**Entries provided:**
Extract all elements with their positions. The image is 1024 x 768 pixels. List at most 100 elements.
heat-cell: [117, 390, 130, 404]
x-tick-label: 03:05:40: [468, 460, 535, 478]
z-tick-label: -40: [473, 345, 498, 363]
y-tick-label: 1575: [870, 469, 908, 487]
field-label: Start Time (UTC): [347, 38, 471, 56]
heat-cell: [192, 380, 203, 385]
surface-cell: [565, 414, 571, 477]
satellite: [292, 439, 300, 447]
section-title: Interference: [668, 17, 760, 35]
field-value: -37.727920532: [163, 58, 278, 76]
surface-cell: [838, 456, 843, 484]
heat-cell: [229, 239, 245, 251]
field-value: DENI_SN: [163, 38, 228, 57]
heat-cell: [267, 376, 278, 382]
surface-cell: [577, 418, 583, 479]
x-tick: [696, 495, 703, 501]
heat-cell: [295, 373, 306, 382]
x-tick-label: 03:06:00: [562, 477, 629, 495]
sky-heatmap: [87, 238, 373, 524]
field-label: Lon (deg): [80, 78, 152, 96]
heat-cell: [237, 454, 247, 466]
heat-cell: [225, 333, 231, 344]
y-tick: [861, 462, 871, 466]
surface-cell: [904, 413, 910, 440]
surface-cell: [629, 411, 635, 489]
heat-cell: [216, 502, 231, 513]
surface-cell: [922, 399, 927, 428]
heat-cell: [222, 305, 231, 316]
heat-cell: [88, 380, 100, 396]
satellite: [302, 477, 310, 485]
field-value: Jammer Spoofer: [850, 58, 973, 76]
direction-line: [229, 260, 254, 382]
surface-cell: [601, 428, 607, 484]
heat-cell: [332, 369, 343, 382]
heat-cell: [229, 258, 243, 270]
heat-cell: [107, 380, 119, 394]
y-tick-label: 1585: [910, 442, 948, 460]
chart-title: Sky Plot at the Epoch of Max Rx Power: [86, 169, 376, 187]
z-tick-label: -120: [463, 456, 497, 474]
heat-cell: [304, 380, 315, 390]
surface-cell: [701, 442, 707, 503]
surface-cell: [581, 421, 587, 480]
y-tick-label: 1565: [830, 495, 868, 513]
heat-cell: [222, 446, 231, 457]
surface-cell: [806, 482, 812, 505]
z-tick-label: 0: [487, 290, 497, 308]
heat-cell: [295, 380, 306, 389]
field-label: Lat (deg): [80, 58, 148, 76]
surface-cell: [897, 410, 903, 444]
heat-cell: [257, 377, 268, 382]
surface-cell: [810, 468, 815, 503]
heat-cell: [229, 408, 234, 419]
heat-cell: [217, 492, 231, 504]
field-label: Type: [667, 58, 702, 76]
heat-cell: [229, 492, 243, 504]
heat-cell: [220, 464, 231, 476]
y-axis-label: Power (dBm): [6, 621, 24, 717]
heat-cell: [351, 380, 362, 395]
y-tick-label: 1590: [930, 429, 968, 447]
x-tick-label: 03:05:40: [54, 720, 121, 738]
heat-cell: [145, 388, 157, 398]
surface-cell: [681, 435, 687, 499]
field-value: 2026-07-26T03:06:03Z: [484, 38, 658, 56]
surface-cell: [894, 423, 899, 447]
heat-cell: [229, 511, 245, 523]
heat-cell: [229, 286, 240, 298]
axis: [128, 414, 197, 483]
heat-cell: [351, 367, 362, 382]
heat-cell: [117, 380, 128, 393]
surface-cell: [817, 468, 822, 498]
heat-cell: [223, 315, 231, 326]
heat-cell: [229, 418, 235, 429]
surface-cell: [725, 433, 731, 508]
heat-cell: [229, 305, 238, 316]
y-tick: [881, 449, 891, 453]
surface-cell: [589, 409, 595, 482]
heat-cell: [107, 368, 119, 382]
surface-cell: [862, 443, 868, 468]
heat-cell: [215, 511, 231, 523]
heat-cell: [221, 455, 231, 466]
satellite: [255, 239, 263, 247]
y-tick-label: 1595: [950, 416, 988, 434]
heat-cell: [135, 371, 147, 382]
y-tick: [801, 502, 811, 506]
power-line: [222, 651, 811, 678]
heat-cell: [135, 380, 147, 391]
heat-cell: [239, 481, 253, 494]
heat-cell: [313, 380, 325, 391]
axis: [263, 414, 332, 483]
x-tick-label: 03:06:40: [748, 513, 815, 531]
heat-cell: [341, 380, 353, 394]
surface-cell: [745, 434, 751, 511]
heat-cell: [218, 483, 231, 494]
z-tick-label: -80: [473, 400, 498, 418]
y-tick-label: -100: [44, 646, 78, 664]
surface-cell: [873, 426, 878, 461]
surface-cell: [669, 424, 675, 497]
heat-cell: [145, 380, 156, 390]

**Exercise:** Write out all the items above again, swapping each "surface-cell" for "mesh-cell". Leave everything else as it is.

**Answer to the task:**
Extract all elements with their positions. The image is 1024 x 768 pixels. List at most 100 elements.
heat-cell: [117, 390, 130, 404]
x-tick-label: 03:05:40: [468, 460, 535, 478]
z-tick-label: -40: [473, 345, 498, 363]
y-tick-label: 1575: [870, 469, 908, 487]
field-label: Start Time (UTC): [347, 38, 471, 56]
heat-cell: [192, 380, 203, 385]
mesh-cell: [565, 414, 571, 477]
satellite: [292, 439, 300, 447]
section-title: Interference: [668, 17, 760, 35]
field-value: -37.727920532: [163, 58, 278, 76]
mesh-cell: [838, 456, 843, 484]
heat-cell: [229, 239, 245, 251]
field-value: DENI_SN: [163, 38, 228, 57]
heat-cell: [267, 376, 278, 382]
mesh-cell: [577, 418, 583, 479]
x-tick: [696, 495, 703, 501]
heat-cell: [295, 373, 306, 382]
x-tick-label: 03:06:00: [562, 477, 629, 495]
sky-heatmap: [87, 238, 373, 524]
field-label: Lon (deg): [80, 78, 152, 96]
heat-cell: [237, 454, 247, 466]
heat-cell: [225, 333, 231, 344]
y-tick: [861, 462, 871, 466]
mesh-cell: [904, 413, 910, 440]
mesh-cell: [629, 411, 635, 489]
heat-cell: [216, 502, 231, 513]
mesh-cell: [922, 399, 927, 428]
heat-cell: [222, 305, 231, 316]
heat-cell: [88, 380, 100, 396]
satellite: [302, 477, 310, 485]
field-value: Jammer Spoofer: [850, 58, 973, 76]
direction-line: [229, 260, 254, 382]
mesh-cell: [601, 428, 607, 484]
heat-cell: [332, 369, 343, 382]
heat-cell: [229, 258, 243, 270]
heat-cell: [107, 380, 119, 394]
y-tick-label: 1585: [910, 442, 948, 460]
chart-title: Sky Plot at the Epoch of Max Rx Power: [86, 169, 376, 187]
z-tick-label: -120: [463, 456, 497, 474]
heat-cell: [304, 380, 315, 390]
mesh-cell: [701, 442, 707, 503]
mesh-cell: [581, 421, 587, 480]
y-tick-label: 1565: [830, 495, 868, 513]
heat-cell: [222, 446, 231, 457]
mesh-cell: [806, 482, 812, 505]
z-tick-label: 0: [487, 290, 497, 308]
heat-cell: [295, 380, 306, 389]
field-label: Lat (deg): [80, 58, 148, 76]
mesh-cell: [897, 410, 903, 444]
heat-cell: [257, 377, 268, 382]
mesh-cell: [810, 468, 815, 503]
heat-cell: [229, 408, 234, 419]
heat-cell: [217, 492, 231, 504]
field-label: Type: [667, 58, 702, 76]
heat-cell: [229, 492, 243, 504]
heat-cell: [220, 464, 231, 476]
y-axis-label: Power (dBm): [6, 621, 24, 717]
heat-cell: [351, 380, 362, 395]
y-tick-label: 1590: [930, 429, 968, 447]
x-tick-label: 03:05:40: [54, 720, 121, 738]
heat-cell: [145, 388, 157, 398]
mesh-cell: [681, 435, 687, 499]
field-value: 2026-07-26T03:06:03Z: [484, 38, 658, 56]
mesh-cell: [894, 423, 899, 447]
heat-cell: [229, 511, 245, 523]
heat-cell: [229, 286, 240, 298]
axis: [128, 414, 197, 483]
heat-cell: [351, 367, 362, 382]
heat-cell: [117, 380, 128, 393]
mesh-cell: [817, 468, 822, 498]
heat-cell: [223, 315, 231, 326]
heat-cell: [229, 418, 235, 429]
mesh-cell: [725, 433, 731, 508]
heat-cell: [229, 305, 238, 316]
y-tick: [881, 449, 891, 453]
mesh-cell: [589, 409, 595, 482]
heat-cell: [107, 368, 119, 382]
mesh-cell: [862, 443, 868, 468]
heat-cell: [215, 511, 231, 523]
heat-cell: [221, 455, 231, 466]
satellite: [255, 239, 263, 247]
y-tick-label: 1595: [950, 416, 988, 434]
heat-cell: [135, 371, 147, 382]
y-tick: [801, 502, 811, 506]
power-line: [222, 651, 811, 678]
heat-cell: [135, 380, 147, 391]
heat-cell: [239, 481, 253, 494]
heat-cell: [313, 380, 325, 391]
axis: [263, 414, 332, 483]
x-tick-label: 03:06:40: [748, 513, 815, 531]
heat-cell: [341, 380, 353, 394]
mesh-cell: [745, 434, 751, 511]
heat-cell: [218, 483, 231, 494]
z-tick-label: -80: [473, 400, 498, 418]
y-tick-label: -100: [44, 646, 78, 664]
mesh-cell: [873, 426, 878, 461]
mesh-cell: [669, 424, 675, 497]
heat-cell: [145, 380, 156, 390]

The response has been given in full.